● Set task: Tally the lines that hold the word "pages" and reply with that figure only.

● Extracted material:

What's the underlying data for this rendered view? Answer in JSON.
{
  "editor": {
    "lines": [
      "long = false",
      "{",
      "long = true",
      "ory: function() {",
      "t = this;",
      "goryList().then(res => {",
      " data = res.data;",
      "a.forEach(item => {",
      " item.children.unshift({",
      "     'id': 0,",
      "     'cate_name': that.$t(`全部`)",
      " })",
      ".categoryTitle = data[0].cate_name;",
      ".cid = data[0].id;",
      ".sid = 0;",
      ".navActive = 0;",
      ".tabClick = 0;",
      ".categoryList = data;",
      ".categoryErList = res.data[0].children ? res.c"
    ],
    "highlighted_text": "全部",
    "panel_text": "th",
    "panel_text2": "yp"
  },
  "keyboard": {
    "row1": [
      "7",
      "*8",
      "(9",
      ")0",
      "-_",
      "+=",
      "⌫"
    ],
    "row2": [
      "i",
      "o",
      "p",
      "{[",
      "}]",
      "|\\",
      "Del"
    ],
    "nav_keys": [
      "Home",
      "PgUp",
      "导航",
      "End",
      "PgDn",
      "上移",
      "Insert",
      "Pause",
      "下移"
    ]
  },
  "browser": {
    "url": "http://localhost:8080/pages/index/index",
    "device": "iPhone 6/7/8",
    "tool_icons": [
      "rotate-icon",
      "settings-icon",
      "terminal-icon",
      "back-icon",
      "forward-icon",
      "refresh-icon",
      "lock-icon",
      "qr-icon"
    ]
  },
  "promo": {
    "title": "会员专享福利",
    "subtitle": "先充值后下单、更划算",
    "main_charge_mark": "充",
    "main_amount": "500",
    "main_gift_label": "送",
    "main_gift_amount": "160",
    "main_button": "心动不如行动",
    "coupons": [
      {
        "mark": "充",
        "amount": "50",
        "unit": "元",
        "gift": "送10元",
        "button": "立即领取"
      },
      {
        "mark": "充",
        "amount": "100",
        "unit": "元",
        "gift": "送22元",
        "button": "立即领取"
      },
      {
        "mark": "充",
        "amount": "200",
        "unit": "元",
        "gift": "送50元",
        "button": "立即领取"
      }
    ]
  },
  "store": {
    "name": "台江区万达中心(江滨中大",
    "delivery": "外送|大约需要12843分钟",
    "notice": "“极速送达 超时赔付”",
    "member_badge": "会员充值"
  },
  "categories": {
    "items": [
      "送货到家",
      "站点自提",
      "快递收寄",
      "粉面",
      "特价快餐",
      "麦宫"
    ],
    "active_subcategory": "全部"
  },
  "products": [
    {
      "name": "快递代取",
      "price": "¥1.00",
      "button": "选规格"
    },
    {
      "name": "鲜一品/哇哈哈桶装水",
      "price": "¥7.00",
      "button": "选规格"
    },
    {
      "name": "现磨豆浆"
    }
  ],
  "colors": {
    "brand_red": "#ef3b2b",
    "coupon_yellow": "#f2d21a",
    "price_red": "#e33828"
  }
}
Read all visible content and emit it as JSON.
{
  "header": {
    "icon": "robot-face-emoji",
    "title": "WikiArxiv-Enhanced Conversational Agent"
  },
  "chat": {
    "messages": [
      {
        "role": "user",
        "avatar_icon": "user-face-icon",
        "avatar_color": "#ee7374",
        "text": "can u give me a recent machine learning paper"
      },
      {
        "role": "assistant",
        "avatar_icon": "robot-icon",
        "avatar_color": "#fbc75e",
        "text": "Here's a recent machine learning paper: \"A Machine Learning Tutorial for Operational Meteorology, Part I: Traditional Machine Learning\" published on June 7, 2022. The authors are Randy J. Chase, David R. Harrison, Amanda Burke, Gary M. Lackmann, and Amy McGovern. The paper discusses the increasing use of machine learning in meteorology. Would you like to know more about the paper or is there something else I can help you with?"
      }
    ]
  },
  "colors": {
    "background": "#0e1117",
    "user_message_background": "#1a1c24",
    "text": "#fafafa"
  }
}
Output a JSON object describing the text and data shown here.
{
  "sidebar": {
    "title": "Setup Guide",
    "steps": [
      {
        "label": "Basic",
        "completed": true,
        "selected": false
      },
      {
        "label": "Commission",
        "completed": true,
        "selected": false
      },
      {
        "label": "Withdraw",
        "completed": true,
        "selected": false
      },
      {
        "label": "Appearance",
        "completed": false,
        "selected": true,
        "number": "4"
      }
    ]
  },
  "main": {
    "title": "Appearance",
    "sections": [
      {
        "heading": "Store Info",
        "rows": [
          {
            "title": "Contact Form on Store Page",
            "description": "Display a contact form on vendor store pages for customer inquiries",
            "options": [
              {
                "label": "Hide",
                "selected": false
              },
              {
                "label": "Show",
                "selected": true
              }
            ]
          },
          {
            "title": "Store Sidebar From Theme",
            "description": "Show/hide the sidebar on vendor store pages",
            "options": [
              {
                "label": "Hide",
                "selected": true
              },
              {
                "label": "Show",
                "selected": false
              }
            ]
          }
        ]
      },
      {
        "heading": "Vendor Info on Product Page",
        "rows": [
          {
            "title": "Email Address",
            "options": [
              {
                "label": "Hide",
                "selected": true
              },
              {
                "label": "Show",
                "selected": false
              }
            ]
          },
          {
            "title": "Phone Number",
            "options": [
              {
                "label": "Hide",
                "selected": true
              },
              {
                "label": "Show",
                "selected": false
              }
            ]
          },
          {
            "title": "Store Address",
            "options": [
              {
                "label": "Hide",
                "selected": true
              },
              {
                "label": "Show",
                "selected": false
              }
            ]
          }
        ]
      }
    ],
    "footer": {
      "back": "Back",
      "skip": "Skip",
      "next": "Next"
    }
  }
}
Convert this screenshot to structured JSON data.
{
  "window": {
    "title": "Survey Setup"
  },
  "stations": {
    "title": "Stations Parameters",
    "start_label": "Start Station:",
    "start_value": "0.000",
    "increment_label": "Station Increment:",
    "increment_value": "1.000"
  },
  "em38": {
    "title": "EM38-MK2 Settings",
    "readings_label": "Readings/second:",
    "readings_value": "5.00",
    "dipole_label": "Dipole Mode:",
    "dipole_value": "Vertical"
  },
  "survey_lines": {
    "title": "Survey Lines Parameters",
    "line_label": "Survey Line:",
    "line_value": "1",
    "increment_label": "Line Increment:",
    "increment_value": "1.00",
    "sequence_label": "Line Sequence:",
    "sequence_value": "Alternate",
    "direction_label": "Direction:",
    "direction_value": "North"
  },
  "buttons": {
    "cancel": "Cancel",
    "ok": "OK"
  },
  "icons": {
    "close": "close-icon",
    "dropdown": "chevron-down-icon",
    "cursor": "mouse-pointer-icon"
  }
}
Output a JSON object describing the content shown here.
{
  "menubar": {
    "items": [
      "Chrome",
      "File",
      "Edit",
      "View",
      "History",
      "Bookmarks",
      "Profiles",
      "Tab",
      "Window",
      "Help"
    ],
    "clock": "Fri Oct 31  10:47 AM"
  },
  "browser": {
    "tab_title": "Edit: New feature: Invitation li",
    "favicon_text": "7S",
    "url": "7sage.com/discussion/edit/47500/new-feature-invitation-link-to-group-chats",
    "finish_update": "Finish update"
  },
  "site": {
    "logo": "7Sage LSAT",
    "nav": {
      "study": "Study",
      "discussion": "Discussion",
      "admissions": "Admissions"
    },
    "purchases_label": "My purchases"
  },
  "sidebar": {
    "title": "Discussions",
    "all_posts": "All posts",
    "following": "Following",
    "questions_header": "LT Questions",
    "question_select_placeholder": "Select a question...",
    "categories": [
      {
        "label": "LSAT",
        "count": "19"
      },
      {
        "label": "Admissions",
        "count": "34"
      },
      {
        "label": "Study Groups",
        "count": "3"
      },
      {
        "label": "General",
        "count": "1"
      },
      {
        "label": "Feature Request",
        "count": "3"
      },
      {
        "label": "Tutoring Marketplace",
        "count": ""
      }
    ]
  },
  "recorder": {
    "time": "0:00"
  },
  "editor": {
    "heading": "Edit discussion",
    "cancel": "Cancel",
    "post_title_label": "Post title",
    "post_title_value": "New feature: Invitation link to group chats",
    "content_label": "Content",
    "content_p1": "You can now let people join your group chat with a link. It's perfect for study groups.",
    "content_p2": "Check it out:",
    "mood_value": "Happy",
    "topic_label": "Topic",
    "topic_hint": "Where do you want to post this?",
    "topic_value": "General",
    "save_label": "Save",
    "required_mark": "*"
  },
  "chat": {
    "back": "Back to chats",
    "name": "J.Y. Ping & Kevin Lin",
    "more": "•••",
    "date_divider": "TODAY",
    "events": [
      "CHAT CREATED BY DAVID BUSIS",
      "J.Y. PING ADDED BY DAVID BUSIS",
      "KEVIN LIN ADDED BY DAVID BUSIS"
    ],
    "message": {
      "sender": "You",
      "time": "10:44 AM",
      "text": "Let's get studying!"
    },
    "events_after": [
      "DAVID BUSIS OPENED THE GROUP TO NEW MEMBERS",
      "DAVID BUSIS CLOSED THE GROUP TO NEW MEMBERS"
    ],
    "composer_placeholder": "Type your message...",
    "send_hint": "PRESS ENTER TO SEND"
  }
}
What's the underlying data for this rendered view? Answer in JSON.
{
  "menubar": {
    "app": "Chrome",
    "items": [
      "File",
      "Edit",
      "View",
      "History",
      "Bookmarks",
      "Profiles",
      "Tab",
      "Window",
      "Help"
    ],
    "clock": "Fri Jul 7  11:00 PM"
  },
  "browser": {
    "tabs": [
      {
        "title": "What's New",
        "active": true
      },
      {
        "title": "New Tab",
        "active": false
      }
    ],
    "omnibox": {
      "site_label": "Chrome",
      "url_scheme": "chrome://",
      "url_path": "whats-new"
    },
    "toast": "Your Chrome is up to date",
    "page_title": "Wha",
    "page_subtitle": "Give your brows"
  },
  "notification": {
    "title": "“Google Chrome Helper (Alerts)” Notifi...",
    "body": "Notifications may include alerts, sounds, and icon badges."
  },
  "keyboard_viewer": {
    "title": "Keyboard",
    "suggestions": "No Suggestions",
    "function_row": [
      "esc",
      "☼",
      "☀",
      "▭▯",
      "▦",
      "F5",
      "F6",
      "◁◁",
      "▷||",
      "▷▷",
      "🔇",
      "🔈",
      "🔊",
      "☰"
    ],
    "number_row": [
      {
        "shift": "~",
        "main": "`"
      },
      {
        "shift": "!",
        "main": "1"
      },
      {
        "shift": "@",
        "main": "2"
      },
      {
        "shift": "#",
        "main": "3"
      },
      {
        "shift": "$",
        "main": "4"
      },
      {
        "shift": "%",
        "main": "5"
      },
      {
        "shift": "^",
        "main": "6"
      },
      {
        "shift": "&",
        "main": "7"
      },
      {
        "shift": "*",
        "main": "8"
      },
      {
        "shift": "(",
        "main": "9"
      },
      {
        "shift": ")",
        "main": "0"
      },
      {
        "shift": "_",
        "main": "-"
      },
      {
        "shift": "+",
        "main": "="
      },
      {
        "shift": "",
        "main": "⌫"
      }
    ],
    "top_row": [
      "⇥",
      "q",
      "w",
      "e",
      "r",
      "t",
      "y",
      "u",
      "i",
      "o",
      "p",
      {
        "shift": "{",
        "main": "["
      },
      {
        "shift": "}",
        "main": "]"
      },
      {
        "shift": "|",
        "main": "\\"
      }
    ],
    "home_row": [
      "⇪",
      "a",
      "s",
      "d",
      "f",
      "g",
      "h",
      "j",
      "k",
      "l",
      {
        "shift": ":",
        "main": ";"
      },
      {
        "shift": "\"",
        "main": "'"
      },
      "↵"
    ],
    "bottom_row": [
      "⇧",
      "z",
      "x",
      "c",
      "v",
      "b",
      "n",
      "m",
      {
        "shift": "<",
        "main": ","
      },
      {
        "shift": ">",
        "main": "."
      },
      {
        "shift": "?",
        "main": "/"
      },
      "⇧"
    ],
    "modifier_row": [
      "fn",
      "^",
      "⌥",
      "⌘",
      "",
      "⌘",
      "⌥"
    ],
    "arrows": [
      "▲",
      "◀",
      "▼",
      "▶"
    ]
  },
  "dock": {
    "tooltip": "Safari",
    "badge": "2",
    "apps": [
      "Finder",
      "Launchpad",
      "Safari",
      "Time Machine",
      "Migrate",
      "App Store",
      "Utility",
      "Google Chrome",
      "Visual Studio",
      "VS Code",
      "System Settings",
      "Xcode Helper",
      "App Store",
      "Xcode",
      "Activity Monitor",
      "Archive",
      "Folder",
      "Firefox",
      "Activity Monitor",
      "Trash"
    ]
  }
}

● Output: 3